TO BE DONE: Pull out each line of the data that includes the word "Yale".

Data items:

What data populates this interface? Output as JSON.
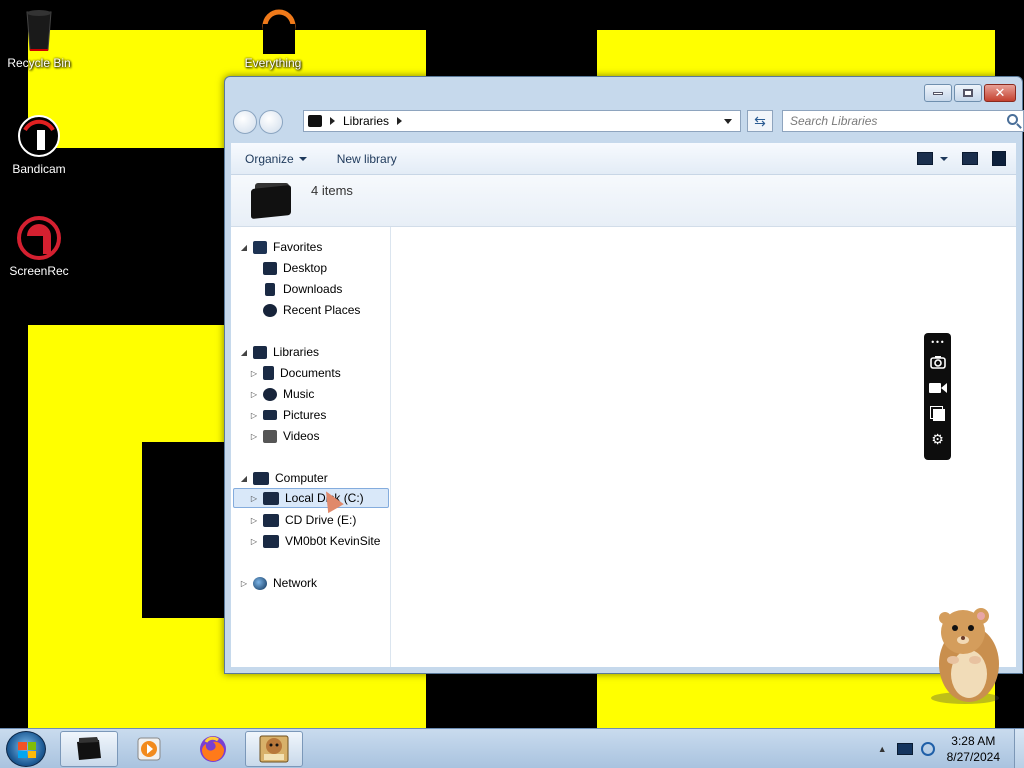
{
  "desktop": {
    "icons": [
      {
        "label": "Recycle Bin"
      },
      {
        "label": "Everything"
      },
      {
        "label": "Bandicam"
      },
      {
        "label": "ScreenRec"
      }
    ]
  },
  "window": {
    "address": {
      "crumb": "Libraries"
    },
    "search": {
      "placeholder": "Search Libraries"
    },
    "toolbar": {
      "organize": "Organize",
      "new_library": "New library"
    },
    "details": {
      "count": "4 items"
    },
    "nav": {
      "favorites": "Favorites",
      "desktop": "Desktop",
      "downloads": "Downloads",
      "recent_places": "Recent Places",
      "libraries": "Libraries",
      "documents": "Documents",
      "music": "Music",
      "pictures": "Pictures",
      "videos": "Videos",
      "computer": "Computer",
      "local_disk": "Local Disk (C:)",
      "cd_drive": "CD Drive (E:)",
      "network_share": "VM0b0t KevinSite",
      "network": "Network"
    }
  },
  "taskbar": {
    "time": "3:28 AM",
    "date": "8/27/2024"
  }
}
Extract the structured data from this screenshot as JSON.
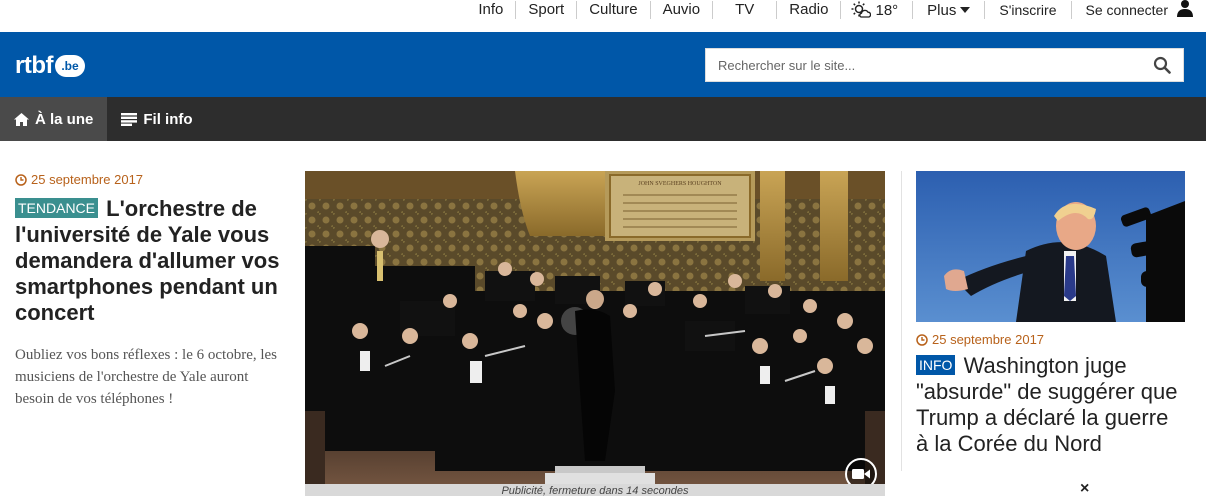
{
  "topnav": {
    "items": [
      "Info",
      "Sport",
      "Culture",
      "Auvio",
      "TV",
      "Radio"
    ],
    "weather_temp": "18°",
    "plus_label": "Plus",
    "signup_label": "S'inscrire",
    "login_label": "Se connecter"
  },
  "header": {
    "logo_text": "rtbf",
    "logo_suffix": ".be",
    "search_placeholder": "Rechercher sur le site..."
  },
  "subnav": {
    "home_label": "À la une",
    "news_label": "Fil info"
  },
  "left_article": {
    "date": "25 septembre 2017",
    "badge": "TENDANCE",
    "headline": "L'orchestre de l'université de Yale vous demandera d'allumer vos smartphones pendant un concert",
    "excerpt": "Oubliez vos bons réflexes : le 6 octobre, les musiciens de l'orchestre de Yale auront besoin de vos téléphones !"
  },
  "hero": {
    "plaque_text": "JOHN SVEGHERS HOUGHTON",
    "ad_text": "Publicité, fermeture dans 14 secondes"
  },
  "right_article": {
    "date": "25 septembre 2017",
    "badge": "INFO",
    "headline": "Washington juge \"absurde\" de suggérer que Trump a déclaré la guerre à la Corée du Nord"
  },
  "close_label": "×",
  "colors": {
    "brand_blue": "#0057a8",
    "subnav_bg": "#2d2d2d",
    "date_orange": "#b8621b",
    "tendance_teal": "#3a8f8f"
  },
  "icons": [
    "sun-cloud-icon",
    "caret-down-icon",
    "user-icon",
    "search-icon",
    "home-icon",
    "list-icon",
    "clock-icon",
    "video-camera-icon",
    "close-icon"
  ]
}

--

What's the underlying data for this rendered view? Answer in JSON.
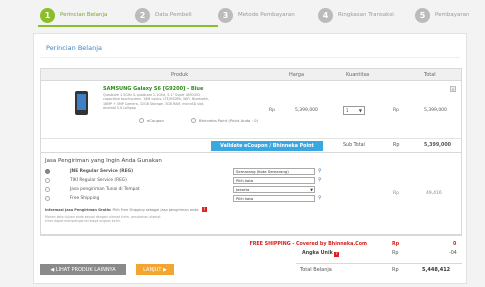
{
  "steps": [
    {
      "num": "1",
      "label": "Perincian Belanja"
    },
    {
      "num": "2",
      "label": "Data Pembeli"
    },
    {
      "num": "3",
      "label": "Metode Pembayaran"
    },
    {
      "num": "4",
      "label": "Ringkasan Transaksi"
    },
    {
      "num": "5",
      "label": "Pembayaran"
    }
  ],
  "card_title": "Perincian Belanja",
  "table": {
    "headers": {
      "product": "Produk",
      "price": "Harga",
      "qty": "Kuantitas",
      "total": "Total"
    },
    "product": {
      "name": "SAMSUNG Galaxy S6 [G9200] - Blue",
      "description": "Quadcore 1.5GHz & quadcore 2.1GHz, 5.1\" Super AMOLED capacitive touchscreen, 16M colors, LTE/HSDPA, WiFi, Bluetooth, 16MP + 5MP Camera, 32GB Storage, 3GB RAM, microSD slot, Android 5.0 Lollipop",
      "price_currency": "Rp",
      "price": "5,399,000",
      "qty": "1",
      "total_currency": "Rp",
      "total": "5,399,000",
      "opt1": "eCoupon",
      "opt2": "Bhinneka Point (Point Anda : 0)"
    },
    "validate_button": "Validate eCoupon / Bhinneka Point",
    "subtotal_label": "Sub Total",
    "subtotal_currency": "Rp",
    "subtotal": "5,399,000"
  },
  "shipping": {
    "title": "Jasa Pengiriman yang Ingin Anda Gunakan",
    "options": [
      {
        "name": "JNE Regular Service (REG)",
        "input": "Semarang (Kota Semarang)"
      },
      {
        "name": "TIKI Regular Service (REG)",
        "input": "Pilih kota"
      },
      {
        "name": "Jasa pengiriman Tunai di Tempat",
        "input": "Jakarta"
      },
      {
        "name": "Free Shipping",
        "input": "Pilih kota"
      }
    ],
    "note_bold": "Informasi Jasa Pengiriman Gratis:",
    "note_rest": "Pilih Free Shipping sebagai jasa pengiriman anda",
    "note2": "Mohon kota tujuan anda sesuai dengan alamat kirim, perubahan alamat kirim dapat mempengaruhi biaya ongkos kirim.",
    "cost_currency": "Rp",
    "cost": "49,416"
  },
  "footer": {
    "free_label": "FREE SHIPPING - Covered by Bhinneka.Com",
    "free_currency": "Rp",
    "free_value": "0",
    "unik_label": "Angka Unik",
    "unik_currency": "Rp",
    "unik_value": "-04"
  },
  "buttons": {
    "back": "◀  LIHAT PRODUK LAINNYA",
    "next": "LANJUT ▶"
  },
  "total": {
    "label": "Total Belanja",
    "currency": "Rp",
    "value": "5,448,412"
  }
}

TASK OUTPUT:
    "headline": "L'orchestre de l'université de Yale vous demandera d'allumer vos smartphones pendant un concert",
    "excerpt": "Oubliez vos bons réflexes : le 6 octobre, les musiciens de l'orchestre de Yale auront besoin de vos téléphones !"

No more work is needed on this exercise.